TASK INPUT:
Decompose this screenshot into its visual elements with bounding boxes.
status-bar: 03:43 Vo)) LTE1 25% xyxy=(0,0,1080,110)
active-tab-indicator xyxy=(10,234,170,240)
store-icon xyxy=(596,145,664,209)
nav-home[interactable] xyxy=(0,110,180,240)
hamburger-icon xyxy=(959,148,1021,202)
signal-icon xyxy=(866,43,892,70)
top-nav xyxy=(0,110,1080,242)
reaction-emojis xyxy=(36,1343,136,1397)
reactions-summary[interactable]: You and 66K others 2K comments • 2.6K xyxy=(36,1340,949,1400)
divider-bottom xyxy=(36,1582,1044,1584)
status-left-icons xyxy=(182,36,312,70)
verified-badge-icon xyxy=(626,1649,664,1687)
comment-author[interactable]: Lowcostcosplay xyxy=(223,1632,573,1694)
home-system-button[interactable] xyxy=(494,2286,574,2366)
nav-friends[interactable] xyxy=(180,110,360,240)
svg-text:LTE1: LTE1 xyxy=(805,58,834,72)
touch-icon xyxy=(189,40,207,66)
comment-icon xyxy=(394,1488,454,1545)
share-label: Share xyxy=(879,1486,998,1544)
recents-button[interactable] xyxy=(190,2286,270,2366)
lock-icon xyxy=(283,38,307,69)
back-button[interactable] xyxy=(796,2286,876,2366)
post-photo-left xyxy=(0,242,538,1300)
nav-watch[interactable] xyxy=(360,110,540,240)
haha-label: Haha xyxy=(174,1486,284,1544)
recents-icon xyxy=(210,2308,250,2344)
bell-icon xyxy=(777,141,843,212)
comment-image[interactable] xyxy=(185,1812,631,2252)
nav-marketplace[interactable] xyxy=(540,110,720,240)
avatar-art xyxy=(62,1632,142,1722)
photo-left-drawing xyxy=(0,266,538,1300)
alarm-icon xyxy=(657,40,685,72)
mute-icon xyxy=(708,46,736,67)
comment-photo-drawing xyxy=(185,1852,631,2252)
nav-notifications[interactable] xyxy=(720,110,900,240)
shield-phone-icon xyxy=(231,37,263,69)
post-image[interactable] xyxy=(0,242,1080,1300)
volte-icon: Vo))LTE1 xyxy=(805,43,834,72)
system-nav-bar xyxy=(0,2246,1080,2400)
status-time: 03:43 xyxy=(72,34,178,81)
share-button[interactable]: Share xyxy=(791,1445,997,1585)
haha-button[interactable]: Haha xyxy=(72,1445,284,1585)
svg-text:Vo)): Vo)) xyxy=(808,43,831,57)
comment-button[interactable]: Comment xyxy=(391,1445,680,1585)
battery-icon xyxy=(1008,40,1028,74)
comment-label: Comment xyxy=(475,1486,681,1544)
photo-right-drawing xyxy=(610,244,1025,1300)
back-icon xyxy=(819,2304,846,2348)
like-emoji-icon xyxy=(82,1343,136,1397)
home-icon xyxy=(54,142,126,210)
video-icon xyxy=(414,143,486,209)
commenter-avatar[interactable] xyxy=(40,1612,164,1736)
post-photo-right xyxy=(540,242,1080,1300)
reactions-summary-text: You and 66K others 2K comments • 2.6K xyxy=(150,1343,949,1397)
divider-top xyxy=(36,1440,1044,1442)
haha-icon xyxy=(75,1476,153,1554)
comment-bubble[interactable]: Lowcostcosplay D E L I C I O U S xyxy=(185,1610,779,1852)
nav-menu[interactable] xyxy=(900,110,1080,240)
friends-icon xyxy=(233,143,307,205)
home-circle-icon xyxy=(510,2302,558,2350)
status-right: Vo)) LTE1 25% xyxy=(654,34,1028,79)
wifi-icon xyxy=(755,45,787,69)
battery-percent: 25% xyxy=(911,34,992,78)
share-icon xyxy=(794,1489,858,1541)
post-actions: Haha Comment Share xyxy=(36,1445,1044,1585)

STATED GOAL:
Echo back the records verbatim from their first line through the line containing "reaction-emojis xyxy=(36,1343,136,1397)", inclusive.

IN RESPONSE:
Decompose this screenshot into its visual elements with bounding boxes.
status-bar: 03:43 Vo)) LTE1 25% xyxy=(0,0,1080,110)
active-tab-indicator xyxy=(10,234,170,240)
store-icon xyxy=(596,145,664,209)
nav-home[interactable] xyxy=(0,110,180,240)
hamburger-icon xyxy=(959,148,1021,202)
signal-icon xyxy=(866,43,892,70)
top-nav xyxy=(0,110,1080,242)
reaction-emojis xyxy=(36,1343,136,1397)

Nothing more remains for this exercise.